_Exercise instructions:_ In the material below, count the lines with the word "study" and state that number only.

**** Extracted records ****

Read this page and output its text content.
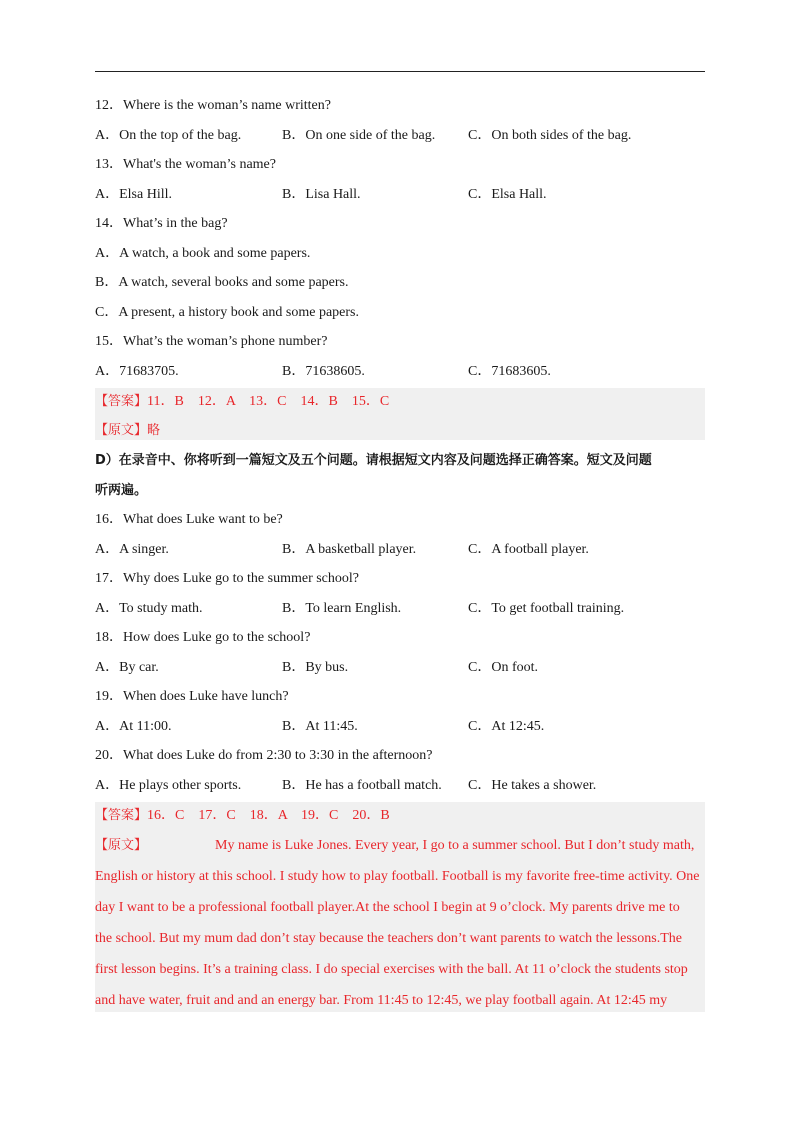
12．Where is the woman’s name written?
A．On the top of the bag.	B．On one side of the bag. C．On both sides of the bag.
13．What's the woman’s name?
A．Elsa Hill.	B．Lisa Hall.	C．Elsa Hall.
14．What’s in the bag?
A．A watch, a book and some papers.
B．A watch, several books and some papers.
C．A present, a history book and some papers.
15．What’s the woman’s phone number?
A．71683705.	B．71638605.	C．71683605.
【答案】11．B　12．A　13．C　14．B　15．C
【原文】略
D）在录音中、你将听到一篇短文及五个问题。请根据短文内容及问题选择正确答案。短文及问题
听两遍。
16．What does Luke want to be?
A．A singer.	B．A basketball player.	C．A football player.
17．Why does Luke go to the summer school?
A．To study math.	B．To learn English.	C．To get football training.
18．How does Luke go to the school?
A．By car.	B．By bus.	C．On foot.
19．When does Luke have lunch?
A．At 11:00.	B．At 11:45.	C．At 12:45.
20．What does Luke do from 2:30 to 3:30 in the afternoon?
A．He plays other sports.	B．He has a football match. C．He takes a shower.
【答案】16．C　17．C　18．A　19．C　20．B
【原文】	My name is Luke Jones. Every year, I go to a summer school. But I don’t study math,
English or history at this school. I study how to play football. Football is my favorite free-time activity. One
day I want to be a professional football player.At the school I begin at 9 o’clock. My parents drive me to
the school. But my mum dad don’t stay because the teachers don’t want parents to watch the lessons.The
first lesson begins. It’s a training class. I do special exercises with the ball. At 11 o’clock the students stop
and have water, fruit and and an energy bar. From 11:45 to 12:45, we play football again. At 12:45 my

****
**** Extracted records ****

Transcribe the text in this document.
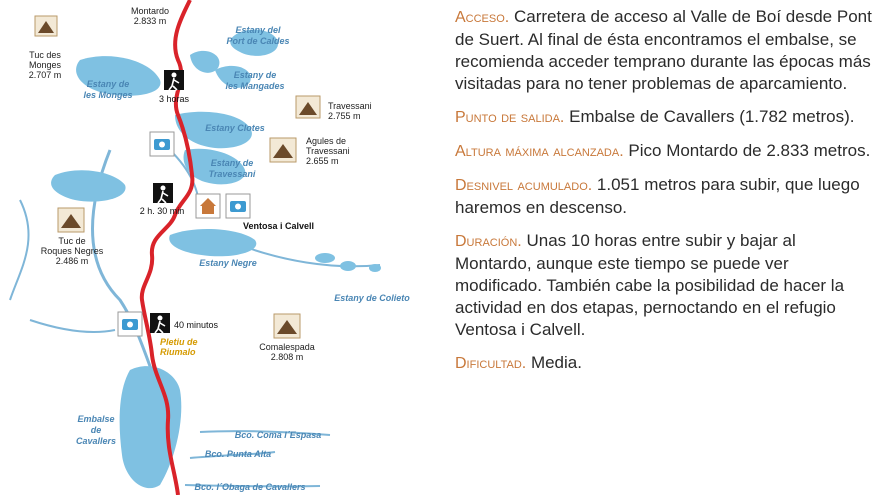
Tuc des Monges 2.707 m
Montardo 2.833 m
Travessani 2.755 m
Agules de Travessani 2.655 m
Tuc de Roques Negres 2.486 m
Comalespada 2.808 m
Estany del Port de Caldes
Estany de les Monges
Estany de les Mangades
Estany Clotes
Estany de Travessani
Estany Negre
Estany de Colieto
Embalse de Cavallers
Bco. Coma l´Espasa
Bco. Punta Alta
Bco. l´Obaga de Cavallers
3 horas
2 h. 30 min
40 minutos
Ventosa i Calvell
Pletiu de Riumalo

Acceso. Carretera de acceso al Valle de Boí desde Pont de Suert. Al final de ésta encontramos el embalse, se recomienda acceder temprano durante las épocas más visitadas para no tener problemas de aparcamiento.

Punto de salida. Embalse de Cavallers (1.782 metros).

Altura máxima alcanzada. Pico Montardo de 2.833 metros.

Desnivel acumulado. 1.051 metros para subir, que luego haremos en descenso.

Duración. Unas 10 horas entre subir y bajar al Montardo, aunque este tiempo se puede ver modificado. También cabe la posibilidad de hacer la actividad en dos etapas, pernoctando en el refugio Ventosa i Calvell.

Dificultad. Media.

****

_Exercise solution:_ 3